Extracted records:
====

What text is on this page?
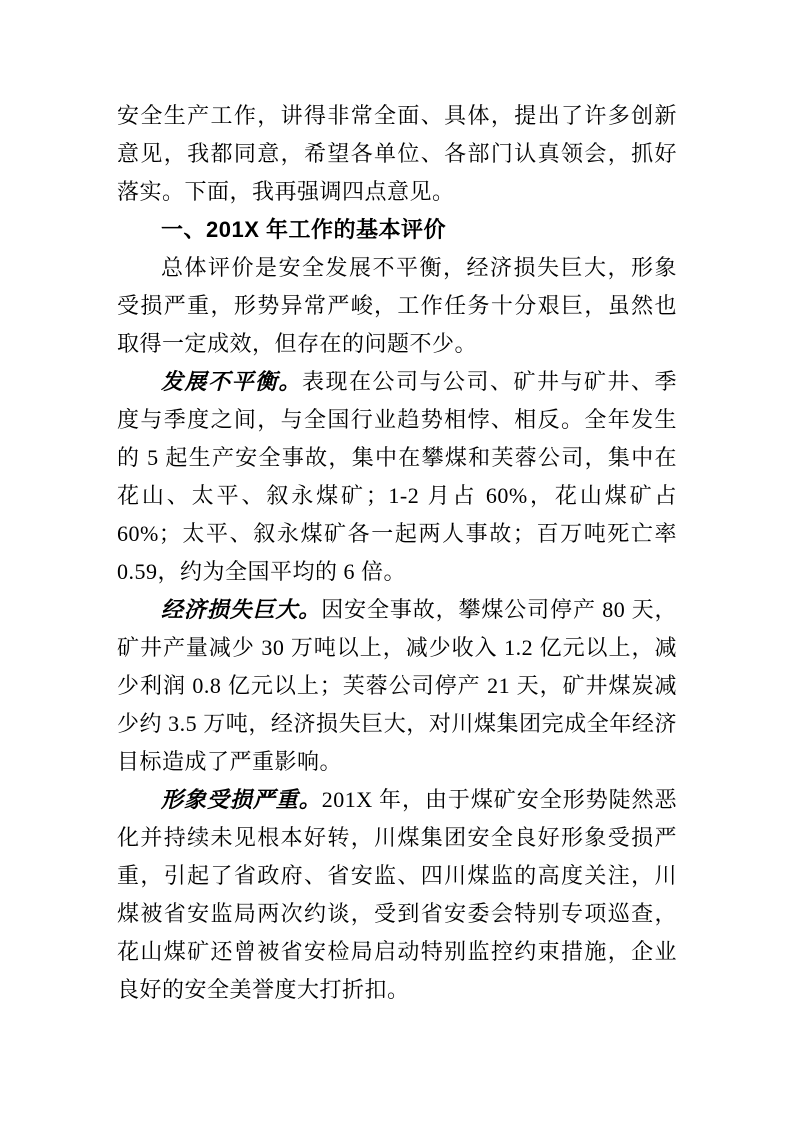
安全生产工作，讲得非常全面、具体，提出了许多创新意见，我都同意，希望各单位、各部门认真领会，抓好落实。下面，我再强调四点意见。

一、201X 年工作的基本评价

总体评价是安全发展不平衡，经济损失巨大，形象受损严重，形势异常严峻，工作任务十分艰巨，虽然也取得一定成效，但存在的问题不少。

发展不平衡。表现在公司与公司、矿井与矿井、季度与季度之间，与全国行业趋势相悖、相反。全年发生的 5 起生产安全事故，集中在攀煤和芙蓉公司，集中在花山、太平、叙永煤矿；1-2 月占 60%，花山煤矿占 60%；太平、叙永煤矿各一起两人事故；百万吨死亡率 0.59，约为全国平均的 6 倍。

经济损失巨大。因安全事故，攀煤公司停产 80 天，矿井产量减少 30 万吨以上，减少收入 1.2 亿元以上，减少利润 0.8 亿元以上；芙蓉公司停产 21 天，矿井煤炭减少约 3.5 万吨，经济损失巨大，对川煤集团完成全年经济目标造成了严重影响。

形象受损严重。201X 年，由于煤矿安全形势陡然恶化并持续未见根本好转，川煤集团安全良好形象受损严重，引起了省政府、省安监、四川煤监的高度关注，川煤被省安监局两次约谈，受到省安委会特别专项巡查，花山煤矿还曾被省安检局启动特别监控约束措施，企业良好的安全美誉度大打折扣。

====

## YOUR INSTRUCTIONS
Every record above should be written out again without change, except that the pictures are left out.

## RESPONSE BELOW
What text is on this page?
安全生产工作，讲得非常全面、具体，提出了许多创新意见，我都同意，希望各单位、各部门认真领会，抓好落实。下面，我再强调四点意见。

一、201X 年工作的基本评价

总体评价是安全发展不平衡，经济损失巨大，形象受损严重，形势异常严峻，工作任务十分艰巨，虽然也取得一定成效，但存在的问题不少。

发展不平衡。表现在公司与公司、矿井与矿井、季度与季度之间，与全国行业趋势相悖、相反。全年发生的 5 起生产安全事故，集中在攀煤和芙蓉公司，集中在花山、太平、叙永煤矿；1-2 月占 60%，花山煤矿占 60%；太平、叙永煤矿各一起两人事故；百万吨死亡率 0.59，约为全国平均的 6 倍。

经济损失巨大。因安全事故，攀煤公司停产 80 天，矿井产量减少 30 万吨以上，减少收入 1.2 亿元以上，减少利润 0.8 亿元以上；芙蓉公司停产 21 天，矿井煤炭减少约 3.5 万吨，经济损失巨大，对川煤集团完成全年经济目标造成了严重影响。

形象受损严重。201X 年，由于煤矿安全形势陡然恶化并持续未见根本好转，川煤集团安全良好形象受损严重，引起了省政府、省安监、四川煤监的高度关注，川煤被省安监局两次约谈，受到省安委会特别专项巡查，花山煤矿还曾被省安检局启动特别监控约束措施，企业良好的安全美誉度大打折扣。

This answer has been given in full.